(Records from a collection)
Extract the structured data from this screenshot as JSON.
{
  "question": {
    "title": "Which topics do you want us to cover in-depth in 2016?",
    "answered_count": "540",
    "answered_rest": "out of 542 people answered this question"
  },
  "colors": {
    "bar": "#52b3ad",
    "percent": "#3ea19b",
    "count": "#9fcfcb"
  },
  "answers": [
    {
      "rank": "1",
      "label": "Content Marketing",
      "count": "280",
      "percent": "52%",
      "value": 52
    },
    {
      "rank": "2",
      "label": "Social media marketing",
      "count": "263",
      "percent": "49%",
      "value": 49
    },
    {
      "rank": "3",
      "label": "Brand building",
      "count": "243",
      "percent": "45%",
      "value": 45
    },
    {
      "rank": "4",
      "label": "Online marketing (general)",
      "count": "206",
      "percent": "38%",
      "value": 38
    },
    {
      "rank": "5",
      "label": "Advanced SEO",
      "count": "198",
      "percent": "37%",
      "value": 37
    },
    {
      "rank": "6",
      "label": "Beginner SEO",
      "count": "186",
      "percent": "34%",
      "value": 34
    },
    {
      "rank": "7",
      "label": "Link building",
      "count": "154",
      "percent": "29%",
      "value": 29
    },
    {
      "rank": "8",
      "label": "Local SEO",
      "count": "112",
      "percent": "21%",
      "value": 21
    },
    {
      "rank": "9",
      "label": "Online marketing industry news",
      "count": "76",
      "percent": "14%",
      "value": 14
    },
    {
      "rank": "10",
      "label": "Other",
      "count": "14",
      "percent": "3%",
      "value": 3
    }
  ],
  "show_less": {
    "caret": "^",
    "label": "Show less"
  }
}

> _INSTRUCTION_: Extract the whole listing, character for character.

> _CORRECT OUTPUT_:
Extract the structured data from this screenshot as JSON.
{
  "question": {
    "title": "Which topics do you want us to cover in-depth in 2016?",
    "answered_count": "540",
    "answered_rest": "out of 542 people answered this question"
  },
  "colors": {
    "bar": "#52b3ad",
    "percent": "#3ea19b",
    "count": "#9fcfcb"
  },
  "answers": [
    {
      "rank": "1",
      "label": "Content Marketing",
      "count": "280",
      "percent": "52%",
      "value": 52
    },
    {
      "rank": "2",
      "label": "Social media marketing",
      "count": "263",
      "percent": "49%",
      "value": 49
    },
    {
      "rank": "3",
      "label": "Brand building",
      "count": "243",
      "percent": "45%",
      "value": 45
    },
    {
      "rank": "4",
      "label": "Online marketing (general)",
      "count": "206",
      "percent": "38%",
      "value": 38
    },
    {
      "rank": "5",
      "label": "Advanced SEO",
      "count": "198",
      "percent": "37%",
      "value": 37
    },
    {
      "rank": "6",
      "label": "Beginner SEO",
      "count": "186",
      "percent": "34%",
      "value": 34
    },
    {
      "rank": "7",
      "label": "Link building",
      "count": "154",
      "percent": "29%",
      "value": 29
    },
    {
      "rank": "8",
      "label": "Local SEO",
      "count": "112",
      "percent": "21%",
      "value": 21
    },
    {
      "rank": "9",
      "label": "Online marketing industry news",
      "count": "76",
      "percent": "14%",
      "value": 14
    },
    {
      "rank": "10",
      "label": "Other",
      "count": "14",
      "percent": "3%",
      "value": 3
    }
  ],
  "show_less": {
    "caret": "^",
    "label": "Show less"
  }
}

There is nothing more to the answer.